BEGIN Records for this task

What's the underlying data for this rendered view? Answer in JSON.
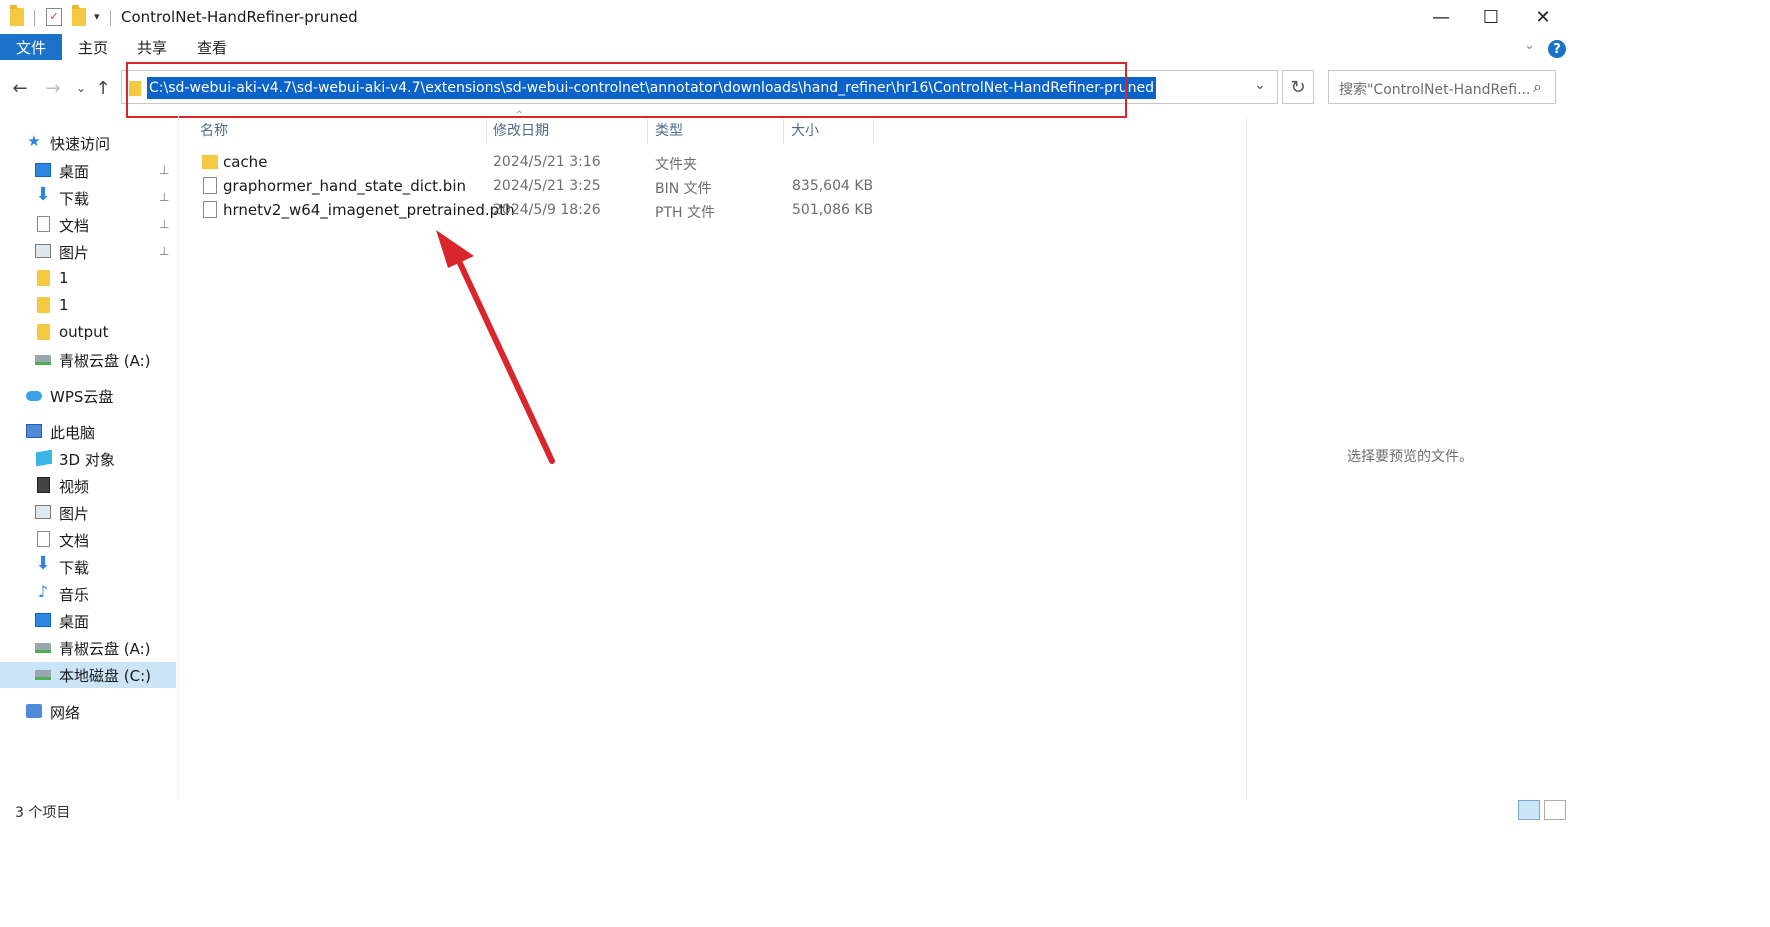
{
  "window": {
    "title": "ControlNet-HandRefiner-pruned",
    "minimize": "—",
    "maximize": "☐",
    "close": "✕"
  },
  "ribbon": {
    "tabs": [
      "文件",
      "主页",
      "共享",
      "查看"
    ],
    "help": "?",
    "collapse": "⌄"
  },
  "nav": {
    "back": "←",
    "forward": "→",
    "recent": "⌄",
    "up": "↑",
    "address": "C:\\sd-webui-aki-v4.7\\sd-webui-aki-v4.7\\extensions\\sd-webui-controlnet\\annotator\\downloads\\hand_refiner\\hr16\\ControlNet-HandRefiner-pruned",
    "address_dropdown": "⌄",
    "refresh": "↻",
    "search_placeholder": "搜索\"ControlNet-HandRefi...",
    "search_icon": "⌕"
  },
  "sidebar": {
    "quick_access": "快速访问",
    "quick_items": [
      {
        "label": "桌面",
        "icon": "desktop-icon",
        "pinned": true
      },
      {
        "label": "下载",
        "icon": "download-icon",
        "pinned": true
      },
      {
        "label": "文档",
        "icon": "document-icon",
        "pinned": true
      },
      {
        "label": "图片",
        "icon": "pictures-icon",
        "pinned": true
      },
      {
        "label": "1",
        "icon": "folder-icon",
        "pinned": false
      },
      {
        "label": "1",
        "icon": "folder-icon",
        "pinned": false
      },
      {
        "label": "output",
        "icon": "folder-icon",
        "pinned": false
      },
      {
        "label": "青椒云盘 (A:)",
        "icon": "drive-icon",
        "pinned": false
      }
    ],
    "wps": "WPS云盘",
    "this_pc": "此电脑",
    "pc_items": [
      {
        "label": "3D 对象",
        "icon": "3d-objects-icon"
      },
      {
        "label": "视频",
        "icon": "video-icon"
      },
      {
        "label": "图片",
        "icon": "pictures-icon"
      },
      {
        "label": "文档",
        "icon": "document-icon"
      },
      {
        "label": "下载",
        "icon": "download-icon"
      },
      {
        "label": "音乐",
        "icon": "music-icon"
      },
      {
        "label": "桌面",
        "icon": "desktop-icon"
      },
      {
        "label": "青椒云盘 (A:)",
        "icon": "drive-icon"
      },
      {
        "label": "本地磁盘 (C:)",
        "icon": "local-disk-icon",
        "selected": true
      }
    ],
    "network": "网络",
    "pin_glyph": "📌"
  },
  "filelist": {
    "columns": [
      "名称",
      "修改日期",
      "类型",
      "大小"
    ],
    "rows": [
      {
        "name": "cache",
        "date": "2024/5/21 3:16",
        "type": "文件夹",
        "size": "",
        "kind": "folder"
      },
      {
        "name": "graphormer_hand_state_dict.bin",
        "date": "2024/5/21 3:25",
        "type": "BIN 文件",
        "size": "835,604 KB",
        "kind": "file"
      },
      {
        "name": "hrnetv2_w64_imagenet_pretrained.pth",
        "date": "2024/5/9 18:26",
        "type": "PTH 文件",
        "size": "501,086 KB",
        "kind": "file"
      }
    ]
  },
  "preview": {
    "empty_text": "选择要预览的文件。"
  },
  "status": {
    "item_count": "3 个项目"
  },
  "colors": {
    "accent": "#1a73c9",
    "selection": "#0b63c9",
    "annotation": "#d9262c",
    "folder": "#f5c842"
  }
}
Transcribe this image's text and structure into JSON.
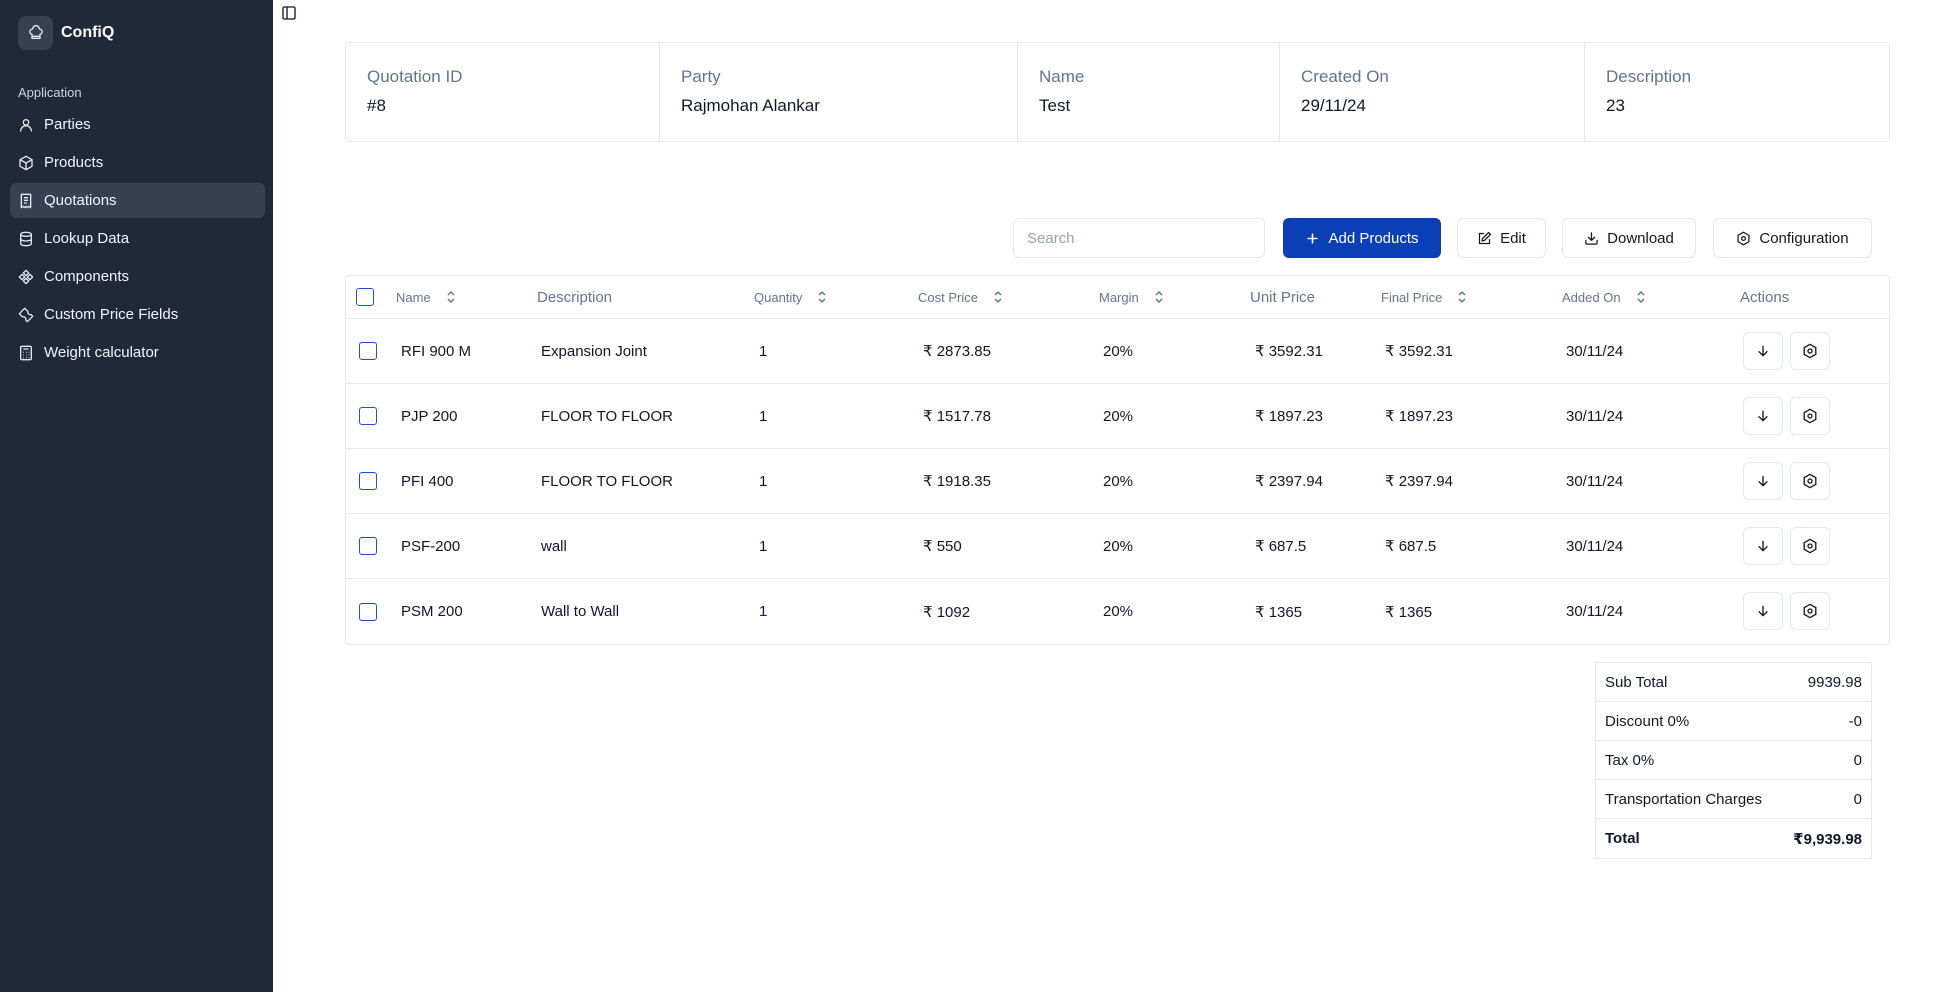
{
  "app": {
    "name": "ConfiQ",
    "logo_icon": "chef-hat-icon"
  },
  "sidebar": {
    "group_label": "Application",
    "items": [
      {
        "label": "Parties",
        "icon": "user-icon",
        "active": false
      },
      {
        "label": "Products",
        "icon": "box-icon",
        "active": false
      },
      {
        "label": "Quotations",
        "icon": "receipt-icon",
        "active": true
      },
      {
        "label": "Lookup Data",
        "icon": "database-icon",
        "active": false
      },
      {
        "label": "Components",
        "icon": "components-icon",
        "active": false
      },
      {
        "label": "Custom Price Fields",
        "icon": "wrench-icon",
        "active": false
      },
      {
        "label": "Weight calculator",
        "icon": "calculator-icon",
        "active": false
      }
    ]
  },
  "quotation": {
    "id_label": "Quotation ID",
    "id": "#8",
    "party_label": "Party",
    "party": "Rajmohan Alankar",
    "name_label": "Name",
    "name": "Test",
    "created_label": "Created On",
    "created": "29/11/24",
    "description_label": "Description",
    "description": "23"
  },
  "toolbar": {
    "search_placeholder": "Search",
    "add_products": "Add Products",
    "edit": "Edit",
    "download": "Download",
    "configuration": "Configuration"
  },
  "table": {
    "columns": {
      "name": "Name",
      "description": "Description",
      "quantity": "Quantity",
      "cost_price": "Cost Price",
      "margin": "Margin",
      "unit_price": "Unit Price",
      "final_price": "Final Price",
      "added_on": "Added On",
      "actions": "Actions"
    },
    "rows": [
      {
        "name": "RFI 900 M",
        "description": "Expansion Joint",
        "quantity": "1",
        "cost_price": "₹ 2873.85",
        "margin": "20%",
        "unit_price": "₹ 3592.31",
        "final_price": "₹ 3592.31",
        "added_on": "30/11/24"
      },
      {
        "name": "PJP 200",
        "description": "FLOOR TO FLOOR",
        "quantity": "1",
        "cost_price": "₹ 1517.78",
        "margin": "20%",
        "unit_price": "₹ 1897.23",
        "final_price": "₹ 1897.23",
        "added_on": "30/11/24"
      },
      {
        "name": "PFI 400",
        "description": "FLOOR TO FLOOR",
        "quantity": "1",
        "cost_price": "₹ 1918.35",
        "margin": "20%",
        "unit_price": "₹ 2397.94",
        "final_price": "₹ 2397.94",
        "added_on": "30/11/24"
      },
      {
        "name": "PSF-200",
        "description": "wall",
        "quantity": "1",
        "cost_price": "₹ 550",
        "margin": "20%",
        "unit_price": "₹ 687.5",
        "final_price": "₹ 687.5",
        "added_on": "30/11/24"
      },
      {
        "name": "PSM 200",
        "description": "Wall to Wall",
        "quantity": "1",
        "cost_price": "₹ 1092",
        "margin": "20%",
        "unit_price": "₹ 1365",
        "final_price": "₹ 1365",
        "added_on": "30/11/24"
      }
    ]
  },
  "totals": [
    {
      "label": "Sub Total",
      "value": "9939.98"
    },
    {
      "label": "Discount 0%",
      "value": "-0"
    },
    {
      "label": "Tax 0%",
      "value": "0"
    },
    {
      "label": "Transportation Charges",
      "value": "0"
    },
    {
      "label": "Total",
      "value": "₹9,939.98"
    }
  ],
  "colors": {
    "sidebar_bg": "#1f2937",
    "primary": "#0b3fb8",
    "checkbox": "#1d4ed8"
  }
}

END Records for this task

* Goal of the exercise *
Print every record above exactly as written, leaving out the pictures.

* Output for this task *
What's the underlying data for this rendered view? Answer in JSON.
{
  "window": {
    "title": "ControlNet-HandRefiner-pruned",
    "minimize": "—",
    "maximize": "☐",
    "close": "✕"
  },
  "ribbon": {
    "tabs": [
      "文件",
      "主页",
      "共享",
      "查看"
    ],
    "help": "?",
    "collapse": "⌄"
  },
  "nav": {
    "back": "←",
    "forward": "→",
    "recent": "⌄",
    "up": "↑",
    "address": "C:\\sd-webui-aki-v4.7\\sd-webui-aki-v4.7\\extensions\\sd-webui-controlnet\\annotator\\downloads\\hand_refiner\\hr16\\ControlNet-HandRefiner-pruned",
    "address_dropdown": "⌄",
    "refresh": "↻",
    "search_placeholder": "搜索\"ControlNet-HandRefi...",
    "search_icon": "⌕"
  },
  "sidebar": {
    "quick_access": "快速访问",
    "quick_items": [
      {
        "label": "桌面",
        "icon": "desktop-icon",
        "pinned": true
      },
      {
        "label": "下载",
        "icon": "download-icon",
        "pinned": true
      },
      {
        "label": "文档",
        "icon": "document-icon",
        "pinned": true
      },
      {
        "label": "图片",
        "icon": "pictures-icon",
        "pinned": true
      },
      {
        "label": "1",
        "icon": "folder-icon",
        "pinned": false
      },
      {
        "label": "1",
        "icon": "folder-icon",
        "pinned": false
      },
      {
        "label": "output",
        "icon": "folder-icon",
        "pinned": false
      },
      {
        "label": "青椒云盘 (A:)",
        "icon": "drive-icon",
        "pinned": false
      }
    ],
    "wps": "WPS云盘",
    "this_pc": "此电脑",
    "pc_items": [
      {
        "label": "3D 对象",
        "icon": "3d-objects-icon"
      },
      {
        "label": "视频",
        "icon": "video-icon"
      },
      {
        "label": "图片",
        "icon": "pictures-icon"
      },
      {
        "label": "文档",
        "icon": "document-icon"
      },
      {
        "label": "下载",
        "icon": "download-icon"
      },
      {
        "label": "音乐",
        "icon": "music-icon"
      },
      {
        "label": "桌面",
        "icon": "desktop-icon"
      },
      {
        "label": "青椒云盘 (A:)",
        "icon": "drive-icon"
      },
      {
        "label": "本地磁盘 (C:)",
        "icon": "local-disk-icon",
        "selected": true
      }
    ],
    "network": "网络",
    "pin_glyph": "📌"
  },
  "filelist": {
    "columns": [
      "名称",
      "修改日期",
      "类型",
      "大小"
    ],
    "rows": [
      {
        "name": "cache",
        "date": "2024/5/21 3:16",
        "type": "文件夹",
        "size": "",
        "kind": "folder"
      },
      {
        "name": "graphormer_hand_state_dict.bin",
        "date": "2024/5/21 3:25",
        "type": "BIN 文件",
        "size": "835,604 KB",
        "kind": "file"
      },
      {
        "name": "hrnetv2_w64_imagenet_pretrained.pth",
        "date": "2024/5/9 18:26",
        "type": "PTH 文件",
        "size": "501,086 KB",
        "kind": "file"
      }
    ]
  },
  "preview": {
    "empty_text": "选择要预览的文件。"
  },
  "status": {
    "item_count": "3 个项目"
  },
  "colors": {
    "accent": "#1a73c9",
    "selection": "#0b63c9",
    "annotation": "#d9262c",
    "folder": "#f5c842"
  }
}
Transcribe this image's text and structure into JSON.
{
  "app": {
    "name": "ConfiQ",
    "logo_icon": "chef-hat-icon"
  },
  "sidebar": {
    "group_label": "Application",
    "items": [
      {
        "label": "Parties",
        "icon": "user-icon",
        "active": false
      },
      {
        "label": "Products",
        "icon": "box-icon",
        "active": false
      },
      {
        "label": "Quotations",
        "icon": "receipt-icon",
        "active": true
      },
      {
        "label": "Lookup Data",
        "icon": "database-icon",
        "active": false
      },
      {
        "label": "Components",
        "icon": "components-icon",
        "active": false
      },
      {
        "label": "Custom Price Fields",
        "icon": "wrench-icon",
        "active": false
      },
      {
        "label": "Weight calculator",
        "icon": "calculator-icon",
        "active": false
      }
    ]
  },
  "quotation": {
    "id_label": "Quotation ID",
    "id": "#8",
    "party_label": "Party",
    "party": "Rajmohan Alankar",
    "name_label": "Name",
    "name": "Test",
    "created_label": "Created On",
    "created": "29/11/24",
    "description_label": "Description",
    "description": "23"
  },
  "toolbar": {
    "search_placeholder": "Search",
    "add_products": "Add Products",
    "edit": "Edit",
    "download": "Download",
    "configuration": "Configuration"
  },
  "table": {
    "columns": {
      "name": "Name",
      "description": "Description",
      "quantity": "Quantity",
      "cost_price": "Cost Price",
      "margin": "Margin",
      "unit_price": "Unit Price",
      "final_price": "Final Price",
      "added_on": "Added On",
      "actions": "Actions"
    },
    "rows": [
      {
        "name": "RFI 900 M",
        "description": "Expansion Joint",
        "quantity": "1",
        "cost_price": "₹ 2873.85",
        "margin": "20%",
        "unit_price": "₹ 3592.31",
        "final_price": "₹ 3592.31",
        "added_on": "30/11/24"
      },
      {
        "name": "PJP 200",
        "description": "FLOOR TO FLOOR",
        "quantity": "1",
        "cost_price": "₹ 1517.78",
        "margin": "20%",
        "unit_price": "₹ 1897.23",
        "final_price": "₹ 1897.23",
        "added_on": "30/11/24"
      },
      {
        "name": "PFI 400",
        "description": "FLOOR TO FLOOR",
        "quantity": "1",
        "cost_price": "₹ 1918.35",
        "margin": "20%",
        "unit_price": "₹ 2397.94",
        "final_price": "₹ 2397.94",
        "added_on": "30/11/24"
      },
      {
        "name": "PSF-200",
        "description": "wall",
        "quantity": "1",
        "cost_price": "₹ 550",
        "margin": "20%",
        "unit_price": "₹ 687.5",
        "final_price": "₹ 687.5",
        "added_on": "30/11/24"
      },
      {
        "name": "PSM 200",
        "description": "Wall to Wall",
        "quantity": "1",
        "cost_price": "₹ 1092",
        "margin": "20%",
        "unit_price": "₹ 1365",
        "final_price": "₹ 1365",
        "added_on": "30/11/24"
      }
    ]
  },
  "totals": [
    {
      "label": "Sub Total",
      "value": "9939.98"
    },
    {
      "label": "Discount 0%",
      "value": "-0"
    },
    {
      "label": "Tax 0%",
      "value": "0"
    },
    {
      "label": "Transportation Charges",
      "value": "0"
    },
    {
      "label": "Total",
      "value": "₹9,939.98"
    }
  ],
  "colors": {
    "sidebar_bg": "#1f2937",
    "primary": "#0b3fb8",
    "checkbox": "#1d4ed8"
  }
}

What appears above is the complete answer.